RECORD LIST
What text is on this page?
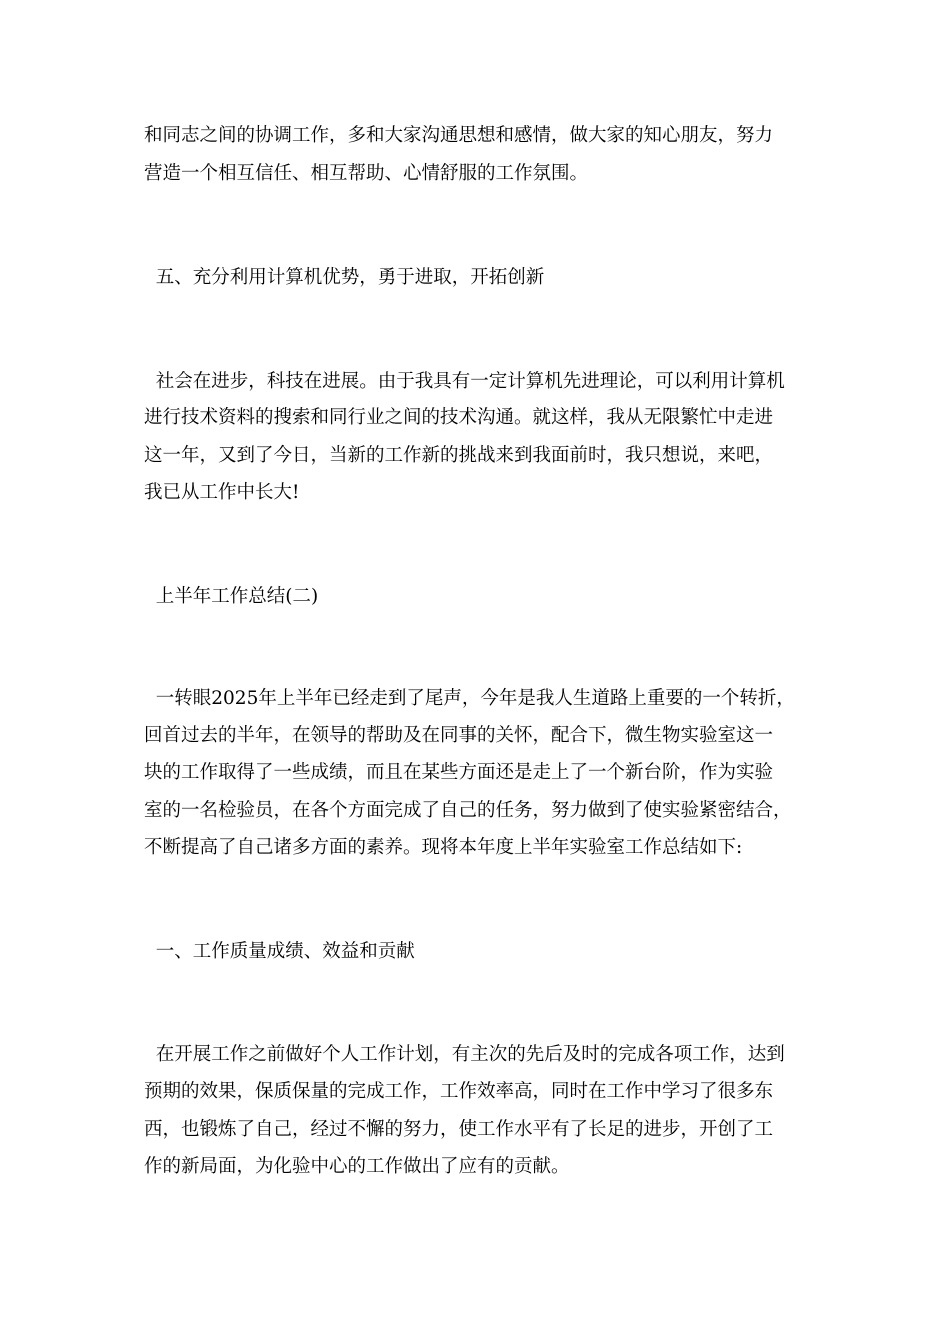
和同志之间的协调工作，多和大家沟通思想和感情，做大家的知心朋友，努力
营造一个相互信任、相互帮助、心情舒服的工作氛围。
五、充分利用计算机优势，勇于进取，开拓创新
社会在进步，科技在进展。由于我具有一定计算机先进理论，可以利用计算机
进行技术资料的搜索和同行业之间的技术沟通。就这样，我从无限繁忙中走进
这一年，又到了今日，当新的工作新的挑战来到我面前时，我只想说，来吧，
我已从工作中长大!
上半年工作总结(二)
一转眼2025年上半年已经走到了尾声，今年是我人生道路上重要的一个转折，
回首过去的半年，在领导的帮助及在同事的关怀，配合下，微生物实验室这一
块的工作取得了一些成绩，而且在某些方面还是走上了一个新台阶，作为实验
室的一名检验员，在各个方面完成了自己的任务，努力做到了使实验紧密结合，
不断提高了自己诸多方面的素养。现将本年度上半年实验室工作总结如下:
一、工作质量成绩、效益和贡献
在开展工作之前做好个人工作计划，有主次的先后及时的完成各项工作，达到
预期的效果，保质保量的完成工作，工作效率高，同时在工作中学习了很多东
西，也锻炼了自己，经过不懈的努力，使工作水平有了长足的进步，开创了工
作的新局面，为化验中心的工作做出了应有的贡献。
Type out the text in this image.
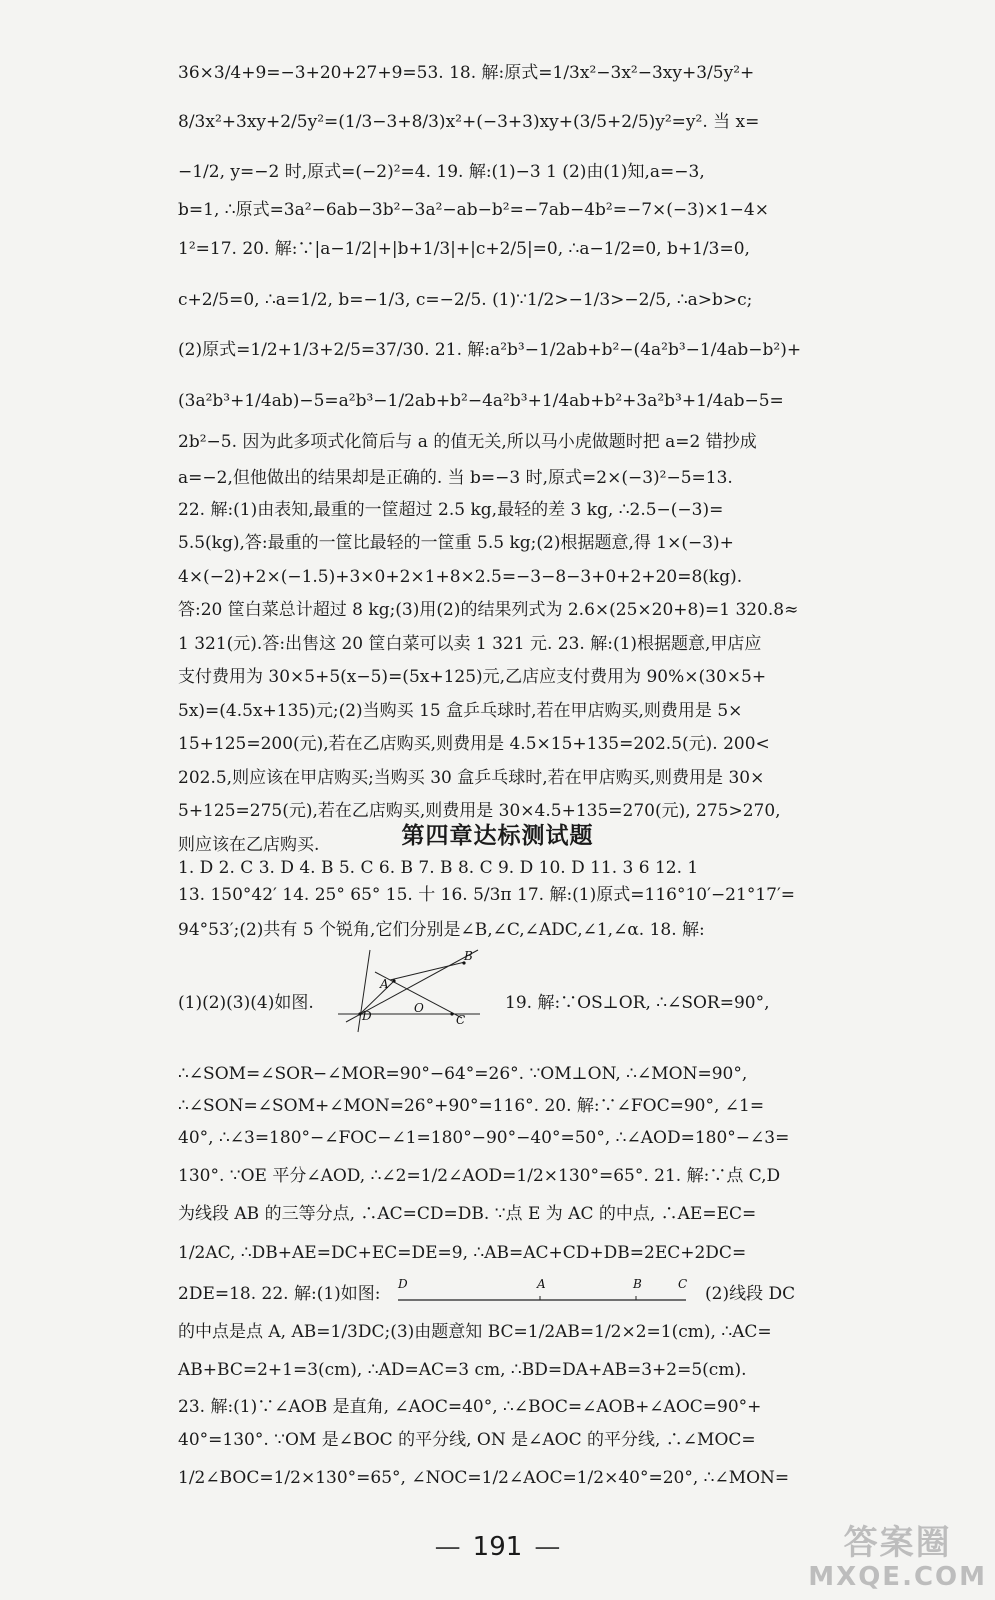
36×3/4+9=−3+20+27+9=53. 18. 解:原式=1/3x²−3x²−3xy+3/5y²+
8/3x²+3xy+2/5y²=(1/3−3+8/3)x²+(−3+3)xy+(3/5+2/5)y²=y². 当 x=
−1/2, y=−2 时,原式=(−2)²=4. 19. 解:(1)−3 1 (2)由(1)知,a=−3,
b=1, ∴原式=3a²−6ab−3b²−3a²−ab−b²=−7ab−4b²=−7×(−3)×1−4×
1²=17. 20. 解:∵|a−1/2|+|b+1/3|+|c+2/5|=0, ∴a−1/2=0, b+1/3=0,
c+2/5=0, ∴a=1/2, b=−1/3, c=−2/5. (1)∵1/2>−1/3>−2/5, ∴a>b>c;
(2)原式=1/2+1/3+2/5=37/30. 21. 解:a²b³−1/2ab+b²−(4a²b³−1/4ab−b²)+
(3a²b³+1/4ab)−5=a²b³−1/2ab+b²−4a²b³+1/4ab+b²+3a²b³+1/4ab−5=
2b²−5. 因为此多项式化简后与 a 的值无关,所以马小虎做题时把 a=2 错抄成
a=−2,但他做出的结果却是正确的. 当 b=−3 时,原式=2×(−3)²−5=13.
22. 解:(1)由表知,最重的一筐超过 2.5 kg,最轻的差 3 kg, ∴2.5−(−3)=
5.5(kg),答:最重的一筐比最轻的一筐重 5.5 kg;(2)根据题意,得 1×(−3)+
4×(−2)+2×(−1.5)+3×0+2×1+8×2.5=−3−8−3+0+2+20=8(kg).
答:20 筐白菜总计超过 8 kg;(3)用(2)的结果列式为 2.6×(25×20+8)=1 320.8≈
1 321(元).答:出售这 20 筐白菜可以卖 1 321 元. 23. 解:(1)根据题意,甲店应
支付费用为 30×5+5(x−5)=(5x+125)元,乙店应支付费用为 90%×(30×5+
5x)=(4.5x+135)元;(2)当购买 15 盒乒乓球时,若在甲店购买,则费用是 5×
15+125=200(元),若在乙店购买,则费用是 4.5×15+135=202.5(元). 200<
202.5,则应该在甲店购买;当购买 30 盒乒乓球时,若在甲店购买,则费用是 30×
5+125=275(元),若在乙店购买,则费用是 30×4.5+135=270(元), 275>270,
则应该在乙店购买.	第四章达标测试题
1. D 2. C 3. D 4. B 5. C 6. B 7. B 8. C 9. D 10. D 11. 3 6 12. 1
13. 150°42′ 14. 25° 65° 15. 十 16. 5/3π 17. 解:(1)原式=116°10′−21°17′=
94°53′;(2)共有 5 个锐角,它们分别是∠B,∠C,∠ADC,∠1,∠α. 18. 解:
(1)(2)(3)(4)如图.	19. 解:∵OS⊥OR, ∴∠SOR=90°,
∴∠SOM=∠SOR−∠MOR=90°−64°=26°. ∵OM⊥ON, ∴∠MON=90°,
∴∠SON=∠SOM+∠MON=26°+90°=116°. 20. 解:∵∠FOC=90°, ∠1=
40°, ∴∠3=180°−∠FOC−∠1=180°−90°−40°=50°, ∴∠AOD=180°−∠3=
130°. ∵OE 平分∠AOD, ∴∠2=1/2∠AOD=1/2×130°=65°. 21. 解:∵点 C,D
为线段 AB 的三等分点, ∴AC=CD=DB. ∵点 E 为 AC 的中点, ∴AE=EC=
1/2AC, ∴DB+AE=DC+EC=DE=9, ∴AB=AC+CD+DB=2EC+2DC=
2DE=18. 22. 解:(1)如图:	(2)线段 DC
的中点是点 A, AB=1/3DC;(3)由题意知 BC=1/2AB=1/2×2=1(cm), ∴AC=
AB+BC=2+1=3(cm), ∴AD=AC=3 cm, ∴BD=DA+AB=3+2=5(cm).
23. 解:(1)∵∠AOB 是直角, ∠AOC=40°, ∴∠BOC=∠AOB+∠AOC=90°+
40°=130°. ∵OM 是∠BOC 的平分线, ON 是∠AOC 的平分线, ∴∠MOC=
1/2∠BOC=1/2×130°=65°, ∠NOC=1/2∠AOC=1/2×40°=20°, ∴∠MON=
A
B
D
O
C
D	A	B	C
— 191 —	答案圈
MXQE.COM
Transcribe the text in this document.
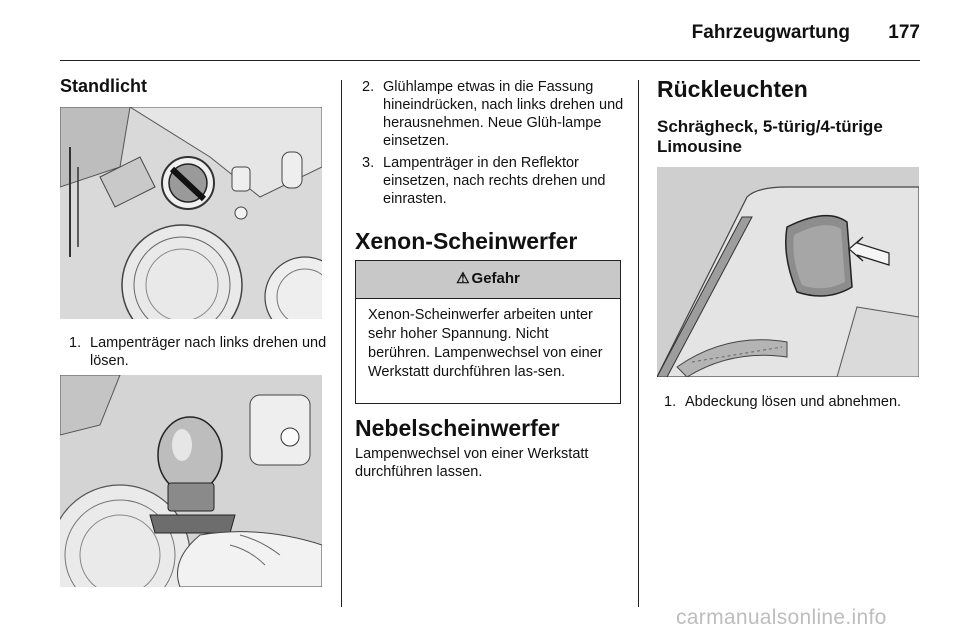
Fahrzeugwartung	177
Standlicht
1. Lampenträger nach links drehen und lösen.
2. Glühlampe etwas in die Fassung hineindrücken, nach links drehen und herausnehmen. Neue Glüh-lampe einsetzen.
3. Lampenträger in den Reflektor einsetzen, nach rechts drehen und einrasten.
Xenon-Scheinwerfer
⚠ Gefahr
Xenon-Scheinwerfer arbeiten unter sehr hoher Spannung. Nicht berühren. Lampenwechsel von einer Werkstatt durchführen las-sen.
Nebelscheinwerfer
Lampenwechsel von einer Werkstatt durchführen lassen.
Rückleuchten
Schrägheck, 5-türig/4-türige Limousine
1. Abdeckung lösen und abnehmen.
carmanualsonline.info
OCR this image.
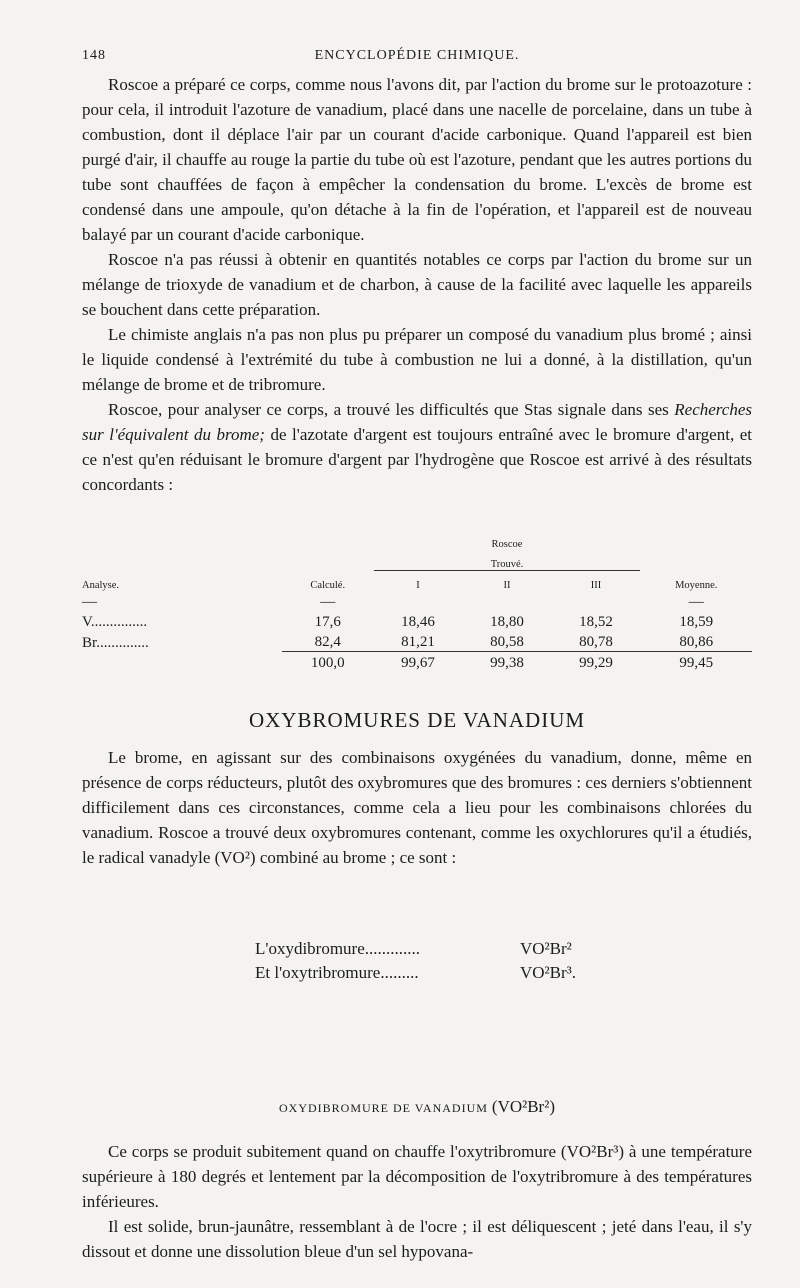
148	ENCYCLOPÉDIE CHIMIQUE.

Roscoe a préparé ce corps, comme nous l'avons dit, par l'action du brome sur le protoazoture : pour cela, il introduit l'azoture de vanadium, placé dans une nacelle de porcelaine, dans un tube à combustion, dont il déplace l'air par un courant d'acide carbonique. Quand l'appareil est bien purgé d'air, il chauffe au rouge la partie du tube où est l'azoture, pendant que les autres portions du tube sont chauffées de façon à empêcher la condensation du brome. L'excès de brome est condensé dans une ampoule, qu'on détache à la fin de l'opération, et l'appareil est de nouveau balayé par un courant d'acide carbonique.

Roscoe n'a pas réussi à obtenir en quantités notables ce corps par l'action du brome sur un mélange de trioxyde de vanadium et de charbon, à cause de la facilité avec laquelle les appareils se bouchent dans cette préparation.

Le chimiste anglais n'a pas non plus pu préparer un composé du vanadium plus bromé ; ainsi le liquide condensé à l'extrémité du tube à combustion ne lui a donné, à la distillation, qu'un mélange de brome et de tribromure.

Roscoe, pour analyser ce corps, a trouvé les difficultés que Stas signale dans ses Recherches sur l'équivalent du brome; de l'azotate d'argent est toujours entraîné avec le bromure d'argent, et ce n'est qu'en réduisant le bromure d'argent par l'hydrogène que Roscoe est arrivé à des résultats concordants :

			Roscoe		
			Trouvé.		
Analyse.	Calculé.	I	II	III	Moyenne.
—	—				—
V...............	17,6	18,46	18,80	18,52	18,59
Br..............	82,4	81,21	80,58	80,78	80,86
	100,0	99,67	99,38	99,29	99,45
OXYBROMURES DE VANADIUM

Le brome, en agissant sur des combinaisons oxygénées du vanadium, donne, même en présence de corps réducteurs, plutôt des oxybromures que des bromures : ces derniers s'obtiennent difficilement dans ces circonstances, comme cela a lieu pour les combinaisons chlorées du vanadium. Roscoe a trouvé deux oxybromures contenant, comme les oxychlorures qu'il a étudiés, le radical vanadyle (VO²) combiné au brome ; ce sont :

L'oxydibromure.............	VO²Br²
Et l'oxytribromure.........	VO²Br³.
OXYDIBROMURE DE VANADIUM (VO²Br²)

Ce corps se produit subitement quand on chauffe l'oxytribromure (VO²Br³) à une température supérieure à 180 degrés et lentement par la décomposition de l'oxytribromure à des températures inférieures.

Il est solide, brun-jaunâtre, ressemblant à de l'ocre ; il est déliquescent ; jeté dans l'eau, il s'y dissout et donne une dissolution bleue d'un sel hypovana-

EXERCISE
Return only those lines of the records that contain the string "Lampenwechsel".

ANSWER TO THIS TASK
Xenon-Scheinwerfer arbeiten unter sehr hoher Spannung. Nicht berühren. Lampenwechsel von einer Werkstatt durchführen las-sen.
Lampenwechsel von einer Werkstatt durchführen lassen.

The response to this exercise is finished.